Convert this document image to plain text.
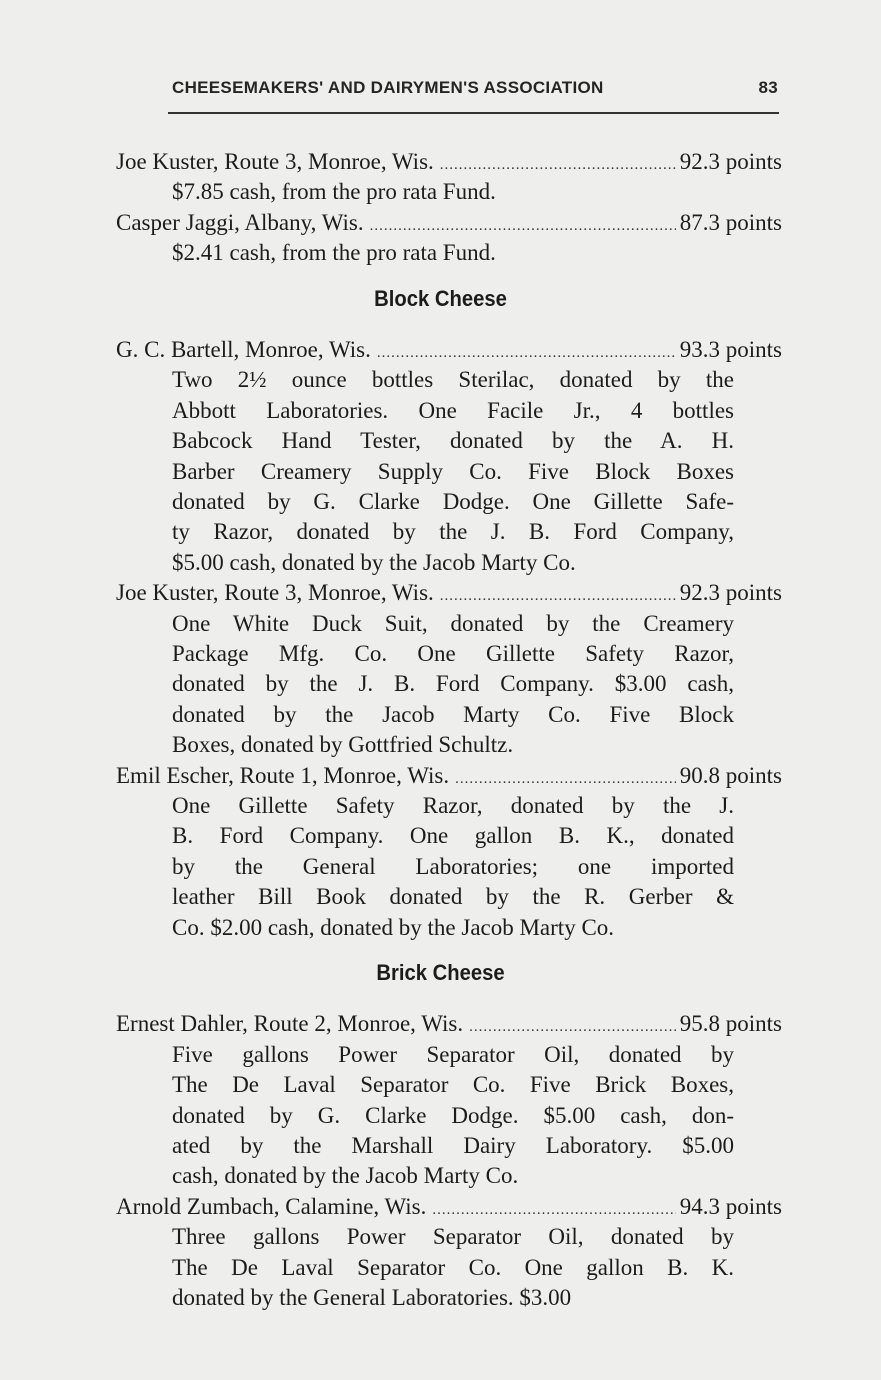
CHEESEMAKERS' AND DAIRYMEN'S ASSOCIATION	83
Joe Kuster, Route 3, Monroe, Wis. .....	92.3 points
$7.85 cash, from the pro rata Fund.
Casper Jaggi, Albany, Wis. .....	87.3 points
$2.41 cash, from the pro rata Fund.
Block Cheese
G. C. Bartell, Monroe, Wis. .....	93.3 points
Two 2½ ounce bottles Sterilac, donated by the
Abbott Laboratories. One Facile Jr., 4 bottles
Babcock Hand Tester, donated by the A. H.
Barber Creamery Supply Co. Five Block Boxes
donated by G. Clarke Dodge. One Gillette Safe-
ty Razor, donated by the J. B. Ford Company,
$5.00 cash, donated by the Jacob Marty Co.
Joe Kuster, Route 3, Monroe, Wis. .....	92.3 points
One White Duck Suit, donated by the Creamery
Package Mfg. Co. One Gillette Safety Razor,
donated by the J. B. Ford Company. $3.00 cash,
donated by the Jacob Marty Co. Five Block
Boxes, donated by Gottfried Schultz.
Emil Escher, Route 1, Monroe, Wis. .....	90.8 points
One Gillette Safety Razor, donated by the J.
B. Ford Company. One gallon B. K., donated
by the General Laboratories; one imported
leather Bill Book donated by the R. Gerber &
Co. $2.00 cash, donated by the Jacob Marty Co.
Brick Cheese
Ernest Dahler, Route 2, Monroe, Wis. .....	95.8 points
Five gallons Power Separator Oil, donated by
The De Laval Separator Co. Five Brick Boxes,
donated by G. Clarke Dodge. $5.00 cash, don-
ated by the Marshall Dairy Laboratory. $5.00
cash, donated by the Jacob Marty Co.
Arnold Zumbach, Calamine, Wis. .....	94.3 points
Three gallons Power Separator Oil, donated by
The De Laval Separator Co. One gallon B. K.
donated by the General Laboratories. $3.00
--------------------------------
WHAT NEEDS TO BE DONE
Give back the entries verbatim. Do not include any picture.

SOLUTION
Convert this document image to plain text.
CHEESEMAKERS' AND DAIRYMEN'S ASSOCIATION	83
Joe Kuster, Route 3, Monroe, Wis. .....	92.3 points
$7.85 cash, from the pro rata Fund.
Casper Jaggi, Albany, Wis. .....	87.3 points
$2.41 cash, from the pro rata Fund.
Block Cheese
G. C. Bartell, Monroe, Wis. .....	93.3 points
Two 2½ ounce bottles Sterilac, donated by the
Abbott Laboratories. One Facile Jr., 4 bottles
Babcock Hand Tester, donated by the A. H.
Barber Creamery Supply Co. Five Block Boxes
donated by G. Clarke Dodge. One Gillette Safe-
ty Razor, donated by the J. B. Ford Company,
$5.00 cash, donated by the Jacob Marty Co.
Joe Kuster, Route 3, Monroe, Wis. .....	92.3 points
One White Duck Suit, donated by the Creamery
Package Mfg. Co. One Gillette Safety Razor,
donated by the J. B. Ford Company. $3.00 cash,
donated by the Jacob Marty Co. Five Block
Boxes, donated by Gottfried Schultz.
Emil Escher, Route 1, Monroe, Wis. .....	90.8 points
One Gillette Safety Razor, donated by the J.
B. Ford Company. One gallon B. K., donated
by the General Laboratories; one imported
leather Bill Book donated by the R. Gerber &
Co. $2.00 cash, donated by the Jacob Marty Co.
Brick Cheese
Ernest Dahler, Route 2, Monroe, Wis. .....	95.8 points
Five gallons Power Separator Oil, donated by
The De Laval Separator Co. Five Brick Boxes,
donated by G. Clarke Dodge. $5.00 cash, don-
ated by the Marshall Dairy Laboratory. $5.00
cash, donated by the Jacob Marty Co.
Arnold Zumbach, Calamine, Wis. .....	94.3 points
Three gallons Power Separator Oil, donated by
The De Laval Separator Co. One gallon B. K.
donated by the General Laboratories. $3.00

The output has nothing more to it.